▼

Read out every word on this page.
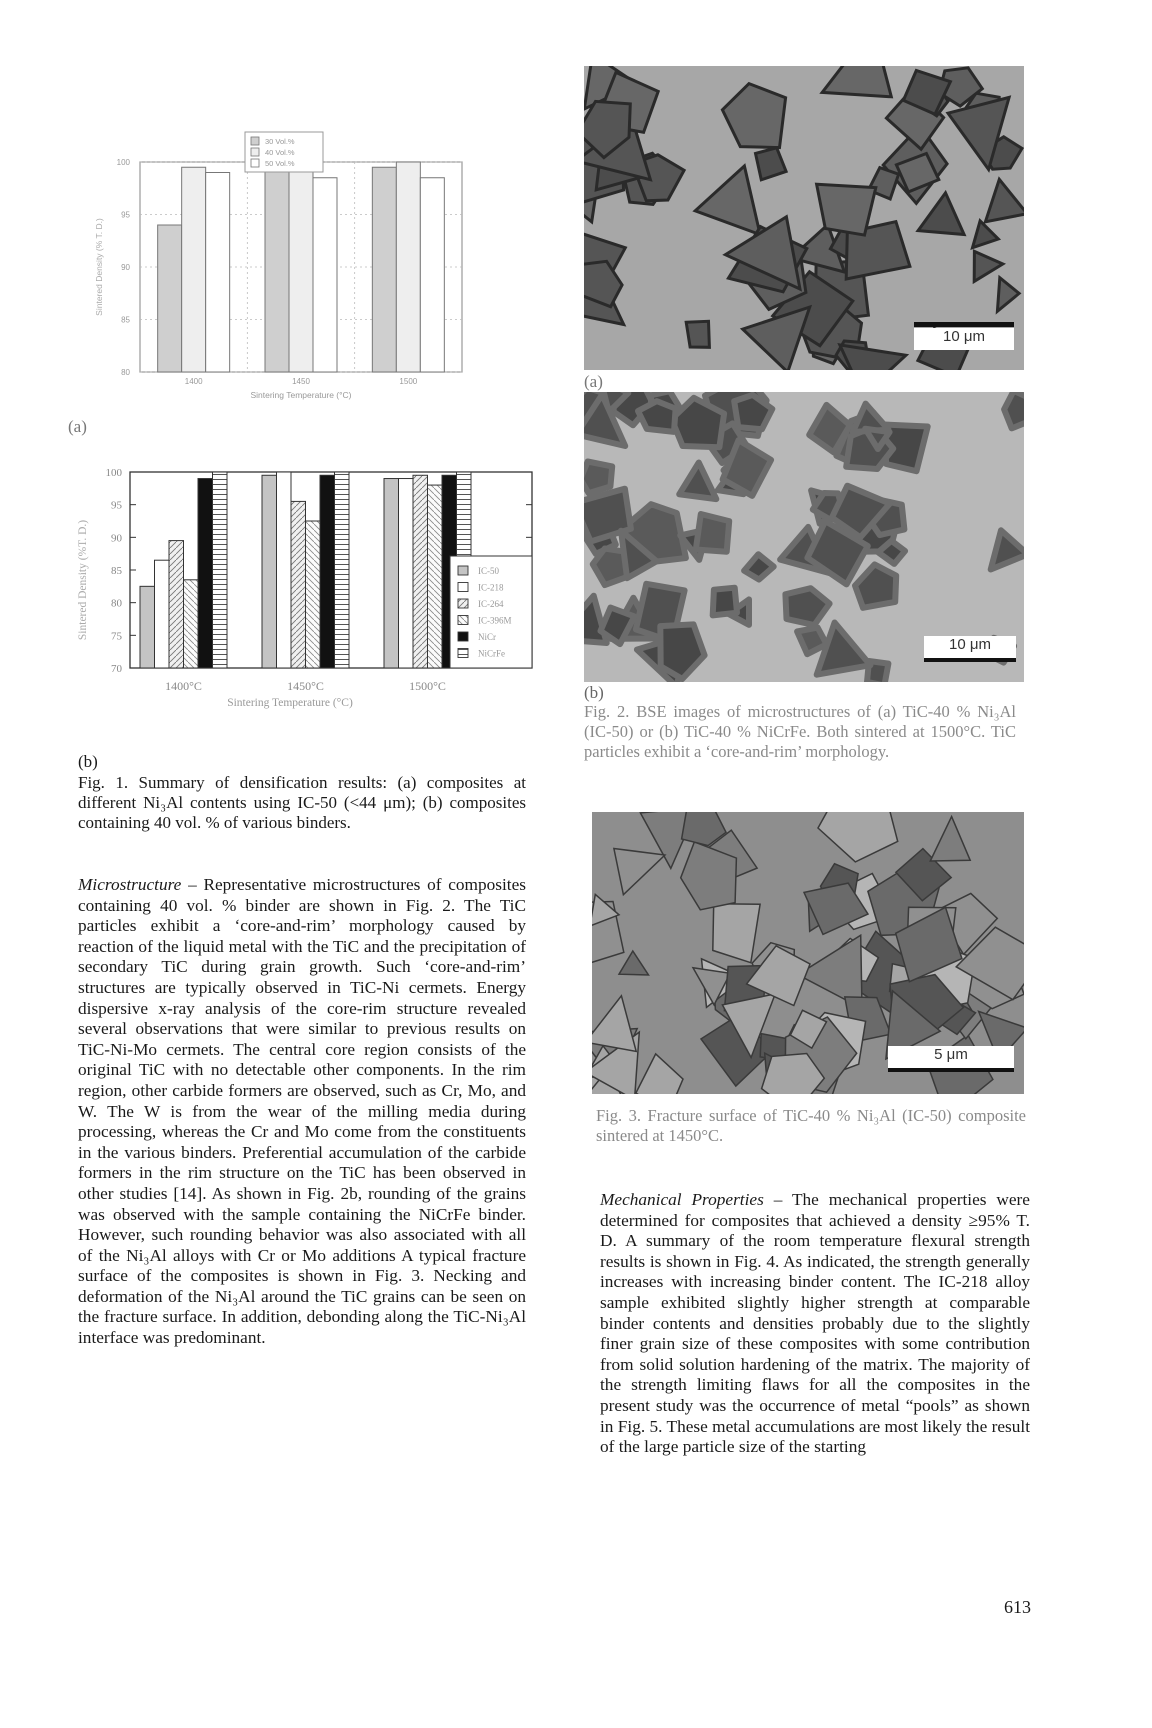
80
85
90
95
100
1400	1450	1500
Sintering Temperature (°C)
Sintered Density (% T. D.)
30 Vol.%
40 Vol.%
50 Vol.%
(a)
70
75
80
85
90
95
100
1400°C	1450°C	1500°C
Sintering Temperature (°C)
Sintered Density (%T. D.)	IC-50
IC-218
IC-264
IC-396M
NiCr
NiCrFe
(b)
Fig. 1. Summary of densification results: (a) composites at different Ni₃Al contents using IC-50 (<44 μm); (b) composites containing 40 vol. % of various binders.
Microstructure – Representative microstructures of composites containing 40 vol. % binder are shown in Fig. 2. The TiC particles exhibit a ‘core-and-rim’ morphology caused by reaction of the liquid metal with the TiC and the precipitation of secondary TiC during grain growth. Such ‘core-and-rim’ structures are typically observed in TiC-Ni cermets. Energy dispersive x-ray analysis of the core-rim structure revealed several observations that were similar to previous results on TiC-Ni-Mo cermets. The central core region consists of the original TiC with no detectable other components. In the rim region, other carbide formers are observed, such as Cr, Mo, and W. The W is from the wear of the milling media during processing, whereas the Cr and Mo come from the constituents in the various binders. Preferential accumulation of the carbide formers in the rim structure on the TiC has been observed in other studies [14]. As shown in Fig. 2b, rounding of the grains was observed with the sample containing the NiCrFe binder. However, such rounding behavior was also associated with all of the Ni₃Al alloys with Cr or Mo additions A typical fracture surface of the composites is shown in Fig. 3. Necking and deformation of the Ni₃Al around the TiC grains can be seen on the fracture surface. In addition, debonding along the TiC-Ni₃Al interface was predominant.
10 μm
(a)
10 μm
(b)
Fig. 2. BSE images of microstructures of (a) TiC-40 % Ni₃Al (IC-50) or (b) TiC-40 % NiCrFe. Both sintered at 1500°C. TiC particles exhibit a ‘core-and-rim’ morphology.
5 μm
Fig. 3. Fracture surface of TiC-40 % Ni₃Al (IC-50) composite sintered at 1450°C.
Mechanical Properties – The mechanical properties were determined for composites that achieved a density ≥95% T. D. A summary of the room temperature flexural strength results is shown in Fig. 4. As indicated, the strength generally increases with increasing binder content. The IC-218 alloy sample exhibited slightly higher strength at comparable binder contents and densities probably due to the slightly finer grain size of these composites with some contribution from solid solution hardening of the matrix. The majority of the strength limiting flaws for all the composites in the present study was the occurrence of metal “pools” as shown in Fig. 5. These metal accumulations are most likely the result of the large particle size of the starting
613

▲

Reproduce the material above in full and without alteration, but skip all pictures.

Read out every word on this page.
80
85
90
95
100
1400	1450	1500
Sintering Temperature (°C)
Sintered Density (% T. D.)
30 Vol.%
40 Vol.%
50 Vol.%
(a)
70
75
80
85
90
95
100
1400°C	1450°C	1500°C
Sintering Temperature (°C)
Sintered Density (%T. D.)	IC-50
IC-218
IC-264
IC-396M
NiCr
NiCrFe
(b)
Fig. 1. Summary of densification results: (a) composites at different Ni₃Al contents using IC-50 (<44 μm); (b) composites containing 40 vol. % of various binders.
Microstructure – Representative microstructures of composites containing 40 vol. % binder are shown in Fig. 2. The TiC particles exhibit a ‘core-and-rim’ morphology caused by reaction of the liquid metal with the TiC and the precipitation of secondary TiC during grain growth. Such ‘core-and-rim’ structures are typically observed in TiC-Ni cermets. Energy dispersive x-ray analysis of the core-rim structure revealed several observations that were similar to previous results on TiC-Ni-Mo cermets. The central core region consists of the original TiC with no detectable other components. In the rim region, other carbide formers are observed, such as Cr, Mo, and W. The W is from the wear of the milling media during processing, whereas the Cr and Mo come from the constituents in the various binders. Preferential accumulation of the carbide formers in the rim structure on the TiC has been observed in other studies [14]. As shown in Fig. 2b, rounding of the grains was observed with the sample containing the NiCrFe binder. However, such rounding behavior was also associated with all of the Ni₃Al alloys with Cr or Mo additions A typical fracture surface of the composites is shown in Fig. 3. Necking and deformation of the Ni₃Al around the TiC grains can be seen on the fracture surface. In addition, debonding along the TiC-Ni₃Al interface was predominant.
10 μm
(a)
10 μm
(b)
Fig. 2. BSE images of microstructures of (a) TiC-40 % Ni₃Al (IC-50) or (b) TiC-40 % NiCrFe. Both sintered at 1500°C. TiC particles exhibit a ‘core-and-rim’ morphology.
5 μm
Fig. 3. Fracture surface of TiC-40 % Ni₃Al (IC-50) composite sintered at 1450°C.
Mechanical Properties – The mechanical properties were determined for composites that achieved a density ≥95% T. D. A summary of the room temperature flexural strength results is shown in Fig. 4. As indicated, the strength generally increases with increasing binder content. The IC-218 alloy sample exhibited slightly higher strength at comparable binder contents and densities probably due to the slightly finer grain size of these composites with some contribution from solid solution hardening of the matrix. The majority of the strength limiting flaws for all the composites in the present study was the occurrence of metal “pools” as shown in Fig. 5. These metal accumulations are most likely the result of the large particle size of the starting
613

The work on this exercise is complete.